Set exercise » Convert every line below into a JSON list of strings, one string per line, with blank lines left out. Leave out the pictures.

Stored rows »
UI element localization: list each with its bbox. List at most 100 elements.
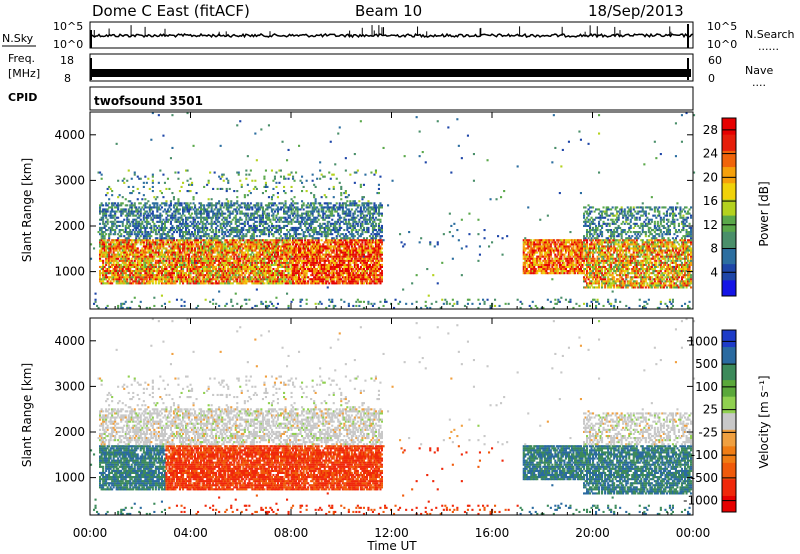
power-cell	[333, 206, 335, 208]
power-cell	[111, 208, 113, 210]
power-cell	[191, 206, 193, 208]
power-cell	[129, 280, 131, 282]
power-cell	[260, 223, 262, 225]
power-cell	[301, 229, 303, 231]
power-cell	[212, 264, 214, 266]
power-cell	[177, 198, 179, 200]
power-cell	[274, 202, 276, 204]
power-cell	[126, 204, 128, 206]
power-cell	[333, 250, 335, 252]
power-cell	[278, 241, 280, 243]
power-cell	[313, 204, 315, 206]
power-cell	[144, 254, 146, 256]
power-cell	[156, 241, 158, 243]
power-cell	[263, 231, 265, 233]
power-cell	[158, 114, 160, 116]
power-cell	[295, 252, 297, 254]
power-cell	[170, 202, 172, 204]
power-cell	[197, 239, 199, 241]
power-cell	[324, 262, 326, 264]
power-cell	[218, 217, 220, 219]
power-cell	[155, 282, 157, 284]
power-cell	[301, 215, 303, 217]
power-cell	[241, 250, 243, 252]
power-cell	[288, 211, 290, 213]
power-cell	[185, 229, 187, 231]
power-cell	[292, 219, 294, 221]
power-cell	[245, 170, 247, 172]
power-cell	[153, 305, 155, 307]
power-cell	[144, 213, 146, 215]
power-cell	[102, 219, 104, 221]
power-cell	[179, 190, 181, 192]
power-cell	[179, 245, 181, 247]
power-cell	[235, 215, 237, 217]
power-cell	[297, 217, 299, 219]
power-cell	[300, 305, 302, 307]
power-cell	[292, 262, 294, 264]
power-cell	[235, 208, 237, 210]
power-cell	[245, 303, 247, 305]
power-cell	[218, 260, 220, 262]
power-cell	[215, 303, 217, 305]
power-cell	[268, 229, 270, 231]
power-cell	[123, 182, 125, 184]
power-cells	[90, 112, 695, 309]
power-cell	[191, 184, 193, 186]
power-cell	[164, 225, 166, 227]
power-cell	[336, 223, 338, 225]
power-cell	[236, 303, 238, 305]
power-cell	[122, 268, 124, 270]
power-cell	[113, 221, 115, 223]
power-cell	[304, 280, 306, 282]
power-cell	[289, 215, 291, 217]
power-cell	[170, 204, 172, 206]
power-cell	[288, 264, 290, 266]
power-cell	[125, 229, 127, 231]
power-cell	[263, 268, 265, 270]
power-cell	[277, 268, 279, 270]
power-cell	[238, 174, 240, 176]
power-cell	[241, 211, 243, 213]
power-cell	[333, 270, 335, 272]
power-cell	[119, 194, 121, 196]
power-cell	[150, 262, 152, 264]
power-cell	[324, 176, 326, 178]
power-cell	[224, 270, 226, 272]
power-cell	[152, 239, 154, 241]
power-cell	[212, 217, 214, 219]
power-cell	[298, 276, 300, 278]
power-cell	[99, 172, 101, 174]
power-cell	[206, 237, 208, 239]
power-cell	[113, 225, 115, 227]
power-cell	[266, 239, 268, 241]
power-cell	[174, 282, 176, 284]
power-cell	[331, 213, 333, 215]
power-cell	[292, 200, 294, 202]
power-cell	[312, 235, 314, 237]
power-cell	[104, 231, 106, 233]
power-cell	[194, 231, 196, 233]
power-cell	[173, 239, 175, 241]
power-cell	[315, 200, 317, 202]
power-cell	[291, 206, 293, 208]
power-cell	[265, 221, 267, 223]
power-cell	[101, 202, 103, 204]
power-cell	[120, 305, 122, 307]
power-cell	[312, 274, 314, 276]
power-cell	[327, 278, 329, 280]
power-cell	[131, 206, 133, 208]
power-cell	[257, 211, 259, 213]
power-cell	[339, 276, 341, 278]
power-cell	[161, 235, 163, 237]
power-cell	[171, 276, 173, 278]
power-cell	[220, 145, 222, 147]
power-cell	[280, 170, 282, 172]
power-cell	[190, 237, 192, 239]
power-cell	[309, 243, 311, 245]
power-cell	[295, 235, 297, 237]
power-cell	[256, 305, 258, 307]
power-cell	[168, 231, 170, 233]
power-cell	[119, 231, 121, 233]
power-cell	[190, 225, 192, 227]
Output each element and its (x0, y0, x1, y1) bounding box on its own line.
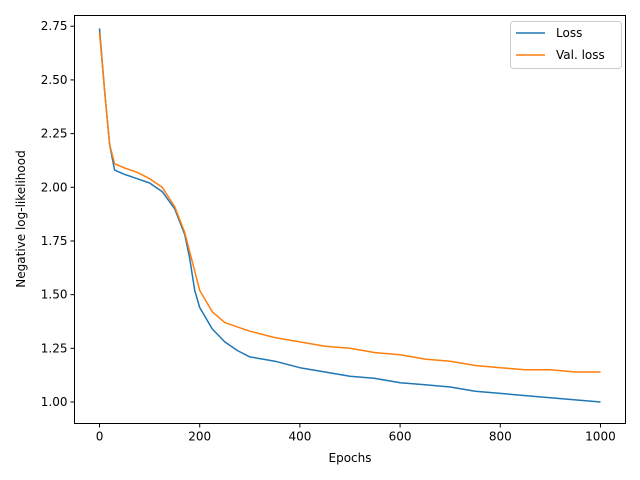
y-tick-label: 1.25 (41, 341, 68, 355)
legend-label-loss: Loss (556, 26, 582, 40)
plot-frame (74, 15, 626, 424)
x-tick-label: 600 (389, 430, 412, 444)
legend: Loss Val. loss (510, 21, 622, 69)
x-tick-label: 800 (489, 430, 512, 444)
y-axis: 1.00 1.25 1.50 1.75 2.00 2.25 2.50 2.75 (41, 19, 75, 409)
x-axis-label: Epochs (329, 451, 372, 465)
y-tick-label: 1.75 (41, 234, 68, 248)
series-line-loss (98, 28, 601, 403)
x-axis: 0 200 400 600 800 1000 (96, 423, 616, 444)
plot-lines (98, 28, 601, 403)
x-tick-label: 1000 (585, 430, 616, 444)
series-line-val-loss (98, 32, 601, 373)
y-tick-label: 2.75 (41, 19, 68, 33)
legend-label-val-loss: Val. loss (556, 48, 605, 62)
y-tick-label: 2.25 (41, 127, 68, 141)
x-tick-label: 400 (288, 430, 311, 444)
y-tick-label: 1.50 (41, 288, 68, 302)
y-axis-label: Negative log-likelihood (14, 150, 28, 287)
y-tick-label: 2.00 (41, 180, 68, 194)
x-tick-label: 200 (188, 430, 211, 444)
y-tick-label: 2.50 (41, 73, 68, 87)
x-tick-label: 0 (96, 430, 104, 444)
y-tick-label: 1.00 (41, 395, 68, 409)
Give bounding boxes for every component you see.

Written answer »
[
  "UI element localization: list each with its bbox. List at most 100 elements.",
  "power-cell\t[333, 206, 335, 208]",
  "power-cell\t[111, 208, 113, 210]",
  "power-cell\t[191, 206, 193, 208]",
  "power-cell\t[129, 280, 131, 282]",
  "power-cell\t[260, 223, 262, 225]",
  "power-cell\t[301, 229, 303, 231]",
  "power-cell\t[212, 264, 214, 266]",
  "power-cell\t[177, 198, 179, 200]",
  "power-cell\t[274, 202, 276, 204]",
  "power-cell\t[126, 204, 128, 206]",
  "power-cell\t[333, 250, 335, 252]",
  "power-cell\t[278, 241, 280, 243]",
  "power-cell\t[313, 204, 315, 206]",
  "power-cell\t[144, 254, 146, 256]",
  "power-cell\t[156, 241, 158, 243]",
  "power-cell\t[263, 231, 265, 233]",
  "power-cell\t[158, 114, 160, 116]",
  "power-cell\t[295, 252, 297, 254]",
  "power-cell\t[170, 202, 172, 204]",
  "power-cell\t[197, 239, 199, 241]",
  "power-cell\t[324, 262, 326, 264]",
  "power-cell\t[218, 217, 220, 219]",
  "power-cell\t[155, 282, 157, 284]",
  "power-cell\t[301, 215, 303, 217]",
  "power-cell\t[241, 250, 243, 252]",
  "power-cell\t[288, 211, 290, 213]",
  "power-cell\t[185, 229, 187, 231]",
  "power-cell\t[292, 219, 294, 221]",
  "power-cell\t[245, 170, 247, 172]",
  "power-cell\t[153, 305, 155, 307]",
  "power-cell\t[144, 213, 146, 215]",
  "power-cell\t[102, 219, 104, 221]",
  "power-cell\t[179, 190, 181, 192]",
  "power-cell\t[179, 245, 181, 247]",
  "power-cell\t[235, 215, 237, 217]",
  "power-cell\t[297, 217, 299, 219]",
  "power-cell\t[300, 305, 302, 307]",
  "power-cell\t[292, 262, 294, 264]",
  "power-cell\t[235, 208, 237, 210]",
  "power-cell\t[245, 303, 247, 305]",
  "power-cell\t[218, 260, 220, 262]",
  "power-cell\t[215, 303, 217, 305]",
  "power-cell\t[268, 229, 270, 231]",
  "power-cell\t[123, 182, 125, 184]",
  "power-cells\t[90, 112, 695, 309]",
  "power-cell\t[191, 184, 193, 186]",
  "power-cell\t[164, 225, 166, 227]",
  "power-cell\t[336, 223, 338, 225]",
  "power-cell\t[236, 303, 238, 305]",
  "power-cell\t[122, 268, 124, 270]",
  "power-cell\t[113, 221, 115, 223]",
  "power-cell\t[304, 280, 306, 282]",
  "power-cell\t[289, 215, 291, 217]",
  "power-cell\t[170, 204, 172, 206]",
  "power-cell\t[288, 264, 290, 266]",
  "power-cell\t[125, 229, 127, 231]",
  "power-cell\t[263, 268, 265, 270]",
  "power-cell\t[277, 268, 279, 270]",
  "power-cell\t[238, 174, 240, 176]",
  "power-cell\t[241, 211, 243, 213]",
  "power-cell\t[333, 270, 335, 272]",
  "power-cell\t[119, 194, 121, 196]",
  "power-cell\t[150, 262, 152, 264]",
  "power-cell\t[324, 176, 326, 178]",
  "power-cell\t[224, 270, 226, 272]",
  "power-cell\t[152, 239, 154, 241]",
  "power-cell\t[212, 217, 214, 219]",
  "power-cell\t[298, 276, 300, 278]",
  "power-cell\t[99, 172, 101, 174]",
  "power-cell\t[206, 237, 208, 239]",
  "power-cell\t[113, 225, 115, 227]",
  "power-cell\t[266, 239, 268, 241]",
  "power-cell\t[174, 282, 176, 284]",
  "power-cell\t[331, 213, 333, 215]",
  "power-cell\t[292, 200, 294, 202]",
  "power-cell\t[312, 235, 314, 237]",
  "power-cell\t[104, 231, 106, 233]",
  "power-cell\t[194, 231, 196, 233]",
  "power-cell\t[173, 239, 175, 241]",
  "power-cell\t[315, 200, 317, 202]",
  "power-cell\t[291, 206, 293, 208]",
  "power-cell\t[265, 221, 267, 223]",
  "power-cell\t[101, 202, 103, 204]",
  "power-cell\t[120, 305, 122, 307]",
  "power-cell\t[312, 274, 314, 276]",
  "power-cell\t[327, 278, 329, 280]",
  "power-cell\t[131, 206, 133, 208]",
  "power-cell\t[257, 211, 259, 213]",
  "power-cell\t[339, 276, 341, 278]",
  "power-cell\t[161, 235, 163, 237]",
  "power-cell\t[171, 276, 173, 278]",
  "power-cell\t[220, 145, 222, 147]",
  "power-cell\t[280, 170, 282, 172]",
  "power-cell\t[190, 237, 192, 239]",
  "power-cell\t[309, 243, 311, 245]",
  "power-cell\t[295, 235, 297, 237]",
  "power-cell\t[256, 305, 258, 307]",
  "power-cell\t[168, 231, 170, 233]",
  "power-cell\t[119, 231, 121, 233]",
  "power-cell\t[190, 225, 192, 227]",
  "Output each element and its (x0, y0, x1, y1) bounding box on its own line.",
  "y-tick-label: 1.25 (41, 341, 68, 355)",
  "legend-label-loss: Loss (556, 26, 582, 40)",
  "plot-frame (74, 15, 626, 424)",
  "x-tick-label: 600 (389, 430, 412, 444)",
  "legend: Loss Val. loss (510, 21, 622, 69)",
  "x-tick-label: 800 (489, 430, 512, 444)",
  "y-axis: 1.00 1.25 1.50 1.75 2.00 2.25 2.50 2.75 (41, 19, 75, 409)",
  "x-axis-label: Epochs (329, 451, 372, 465)",
  "y-tick-label: 1.75 (41, 234, 68, 248)",
  "series-line-loss (98, 28, 601, 403)",
  "x-axis: 0 200 400 600 800 1000 (96, 423, 616, 444)",
  "plot-lines (98, 28, 601, 403)",
  "x-tick-label: 1000 (585, 430, 616, 444)",
  "series-line-val-loss (98, 32, 601, 373)",
  "y-tick-label: 2.75 (41, 19, 68, 33)",
  "legend-label-val-loss: Val. loss (556, 48, 605, 62)",
  "y-tick-label: 2.25 (41, 127, 68, 141)",
  "x-tick-label: 400 (288, 430, 311, 444)",
  "y-tick-label: 1.50 (41, 288, 68, 302)",
  "y-axis-label: Negative log-likelihood (14, 150, 28, 287)",
  "y-tick-label: 2.00 (41, 180, 68, 194)",
  "x-tick-label: 200 (188, 430, 211, 444)",
  "y-tick-label: 2.50 (41, 73, 68, 87)",
  "x-tick-label: 0 (96, 430, 104, 444)",
  "y-tick-label: 1.00 (41, 395, 68, 409)",
  "Give bounding boxes for every component you see."
]